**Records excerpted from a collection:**
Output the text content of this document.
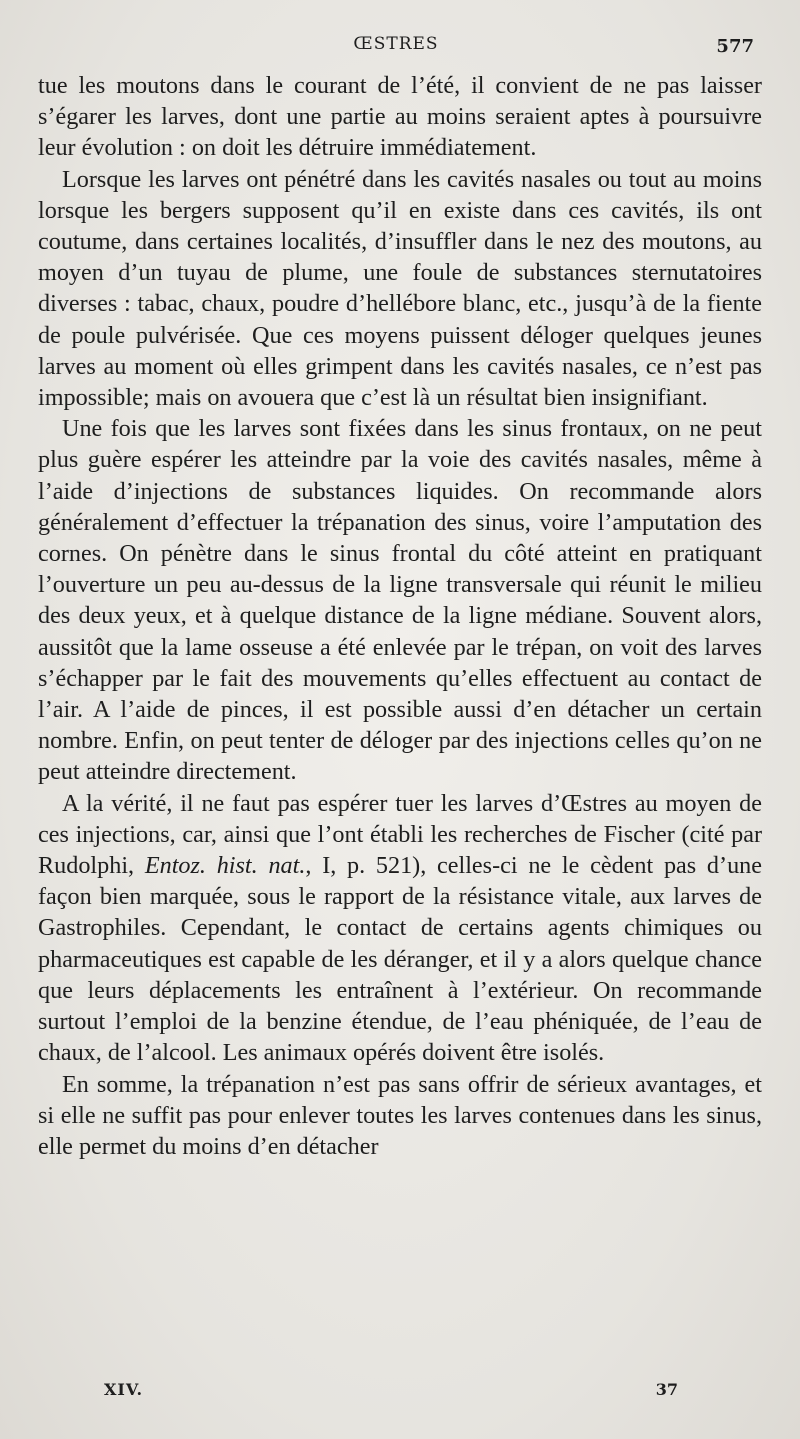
ŒSTRES	577

tue les moutons dans le courant de l’été, il convient de ne pas laisser s’égarer les larves, dont une partie au moins seraient aptes à poursuivre leur évolution : on doit les détruire immédiatement.

Lorsque les larves ont pénétré dans les cavités nasales ou tout au moins lorsque les bergers supposent qu’il en existe dans ces cavités, ils ont coutume, dans certaines localités, d’insuffler dans le nez des moutons, au moyen d’un tuyau de plume, une foule de substances sternutatoires diverses : tabac, chaux, poudre d’hellébore blanc, etc., jusqu’à de la fiente de poule pulvérisée. Que ces moyens puissent déloger quelques jeunes larves au moment où elles grimpent dans les cavités nasales, ce n’est pas impossible; mais on avouera que c’est là un résultat bien insignifiant.

Une fois que les larves sont fixées dans les sinus frontaux, on ne peut plus guère espérer les atteindre par la voie des cavités nasales, même à l’aide d’injections de substances liquides. On recommande alors généralement d’effectuer la trépanation des sinus, voire l’amputation des cornes. On pénètre dans le sinus frontal du côté atteint en pratiquant l’ouverture un peu au-dessus de la ligne transversale qui réunit le milieu des deux yeux, et à quelque distance de la ligne médiane. Souvent alors, aussitôt que la lame osseuse a été enlevée par le trépan, on voit des larves s’échapper par le fait des mouvements qu’elles effectuent au contact de l’air. A l’aide de pinces, il est possible aussi d’en détacher un certain nombre. Enfin, on peut tenter de déloger par des injections celles qu’on ne peut atteindre directement.

A la vérité, il ne faut pas espérer tuer les larves d’Œstres au moyen de ces injections, car, ainsi que l’ont établi les recherches de Fischer (cité par Rudolphi, Entoz. hist. nat., I, p. 521), celles-ci ne le cèdent pas d’une façon bien marquée, sous le rapport de la résistance vitale, aux larves de Gastrophiles. Cependant, le contact de certains agents chimiques ou pharmaceutiques est capable de les déranger, et il y a alors quelque chance que leurs déplacements les entraînent à l’extérieur. On recommande surtout l’emploi de la benzine étendue, de l’eau phéniquée, de l’eau de chaux, de l’alcool. Les animaux opérés doivent être isolés.

En somme, la trépanation n’est pas sans offrir de sérieux avantages, et si elle ne suffit pas pour enlever toutes les larves contenues dans les sinus, elle permet du moins d’en détacher

XIV.	37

**What this task involves:**
Reproduce the material above in full, exactly, with no images.

**Result:**
Output the text content of this document.
ŒSTRES	577

tue les moutons dans le courant de l’été, il convient de ne pas laisser s’égarer les larves, dont une partie au moins seraient aptes à poursuivre leur évolution : on doit les détruire immédiatement.

Lorsque les larves ont pénétré dans les cavités nasales ou tout au moins lorsque les bergers supposent qu’il en existe dans ces cavités, ils ont coutume, dans certaines localités, d’insuffler dans le nez des moutons, au moyen d’un tuyau de plume, une foule de substances sternutatoires diverses : tabac, chaux, poudre d’hellébore blanc, etc., jusqu’à de la fiente de poule pulvérisée. Que ces moyens puissent déloger quelques jeunes larves au moment où elles grimpent dans les cavités nasales, ce n’est pas impossible; mais on avouera que c’est là un résultat bien insignifiant.

Une fois que les larves sont fixées dans les sinus frontaux, on ne peut plus guère espérer les atteindre par la voie des cavités nasales, même à l’aide d’injections de substances liquides. On recommande alors généralement d’effectuer la trépanation des sinus, voire l’amputation des cornes. On pénètre dans le sinus frontal du côté atteint en pratiquant l’ouverture un peu au-dessus de la ligne transversale qui réunit le milieu des deux yeux, et à quelque distance de la ligne médiane. Souvent alors, aussitôt que la lame osseuse a été enlevée par le trépan, on voit des larves s’échapper par le fait des mouvements qu’elles effectuent au contact de l’air. A l’aide de pinces, il est possible aussi d’en détacher un certain nombre. Enfin, on peut tenter de déloger par des injections celles qu’on ne peut atteindre directement.

A la vérité, il ne faut pas espérer tuer les larves d’Œstres au moyen de ces injections, car, ainsi que l’ont établi les recherches de Fischer (cité par Rudolphi, Entoz. hist. nat., I, p. 521), celles-ci ne le cèdent pas d’une façon bien marquée, sous le rapport de la résistance vitale, aux larves de Gastrophiles. Cependant, le contact de certains agents chimiques ou pharmaceutiques est capable de les déranger, et il y a alors quelque chance que leurs déplacements les entraînent à l’extérieur. On recommande surtout l’emploi de la benzine étendue, de l’eau phéniquée, de l’eau de chaux, de l’alcool. Les animaux opérés doivent être isolés.

En somme, la trépanation n’est pas sans offrir de sérieux avantages, et si elle ne suffit pas pour enlever toutes les larves contenues dans les sinus, elle permet du moins d’en détacher

XIV.	37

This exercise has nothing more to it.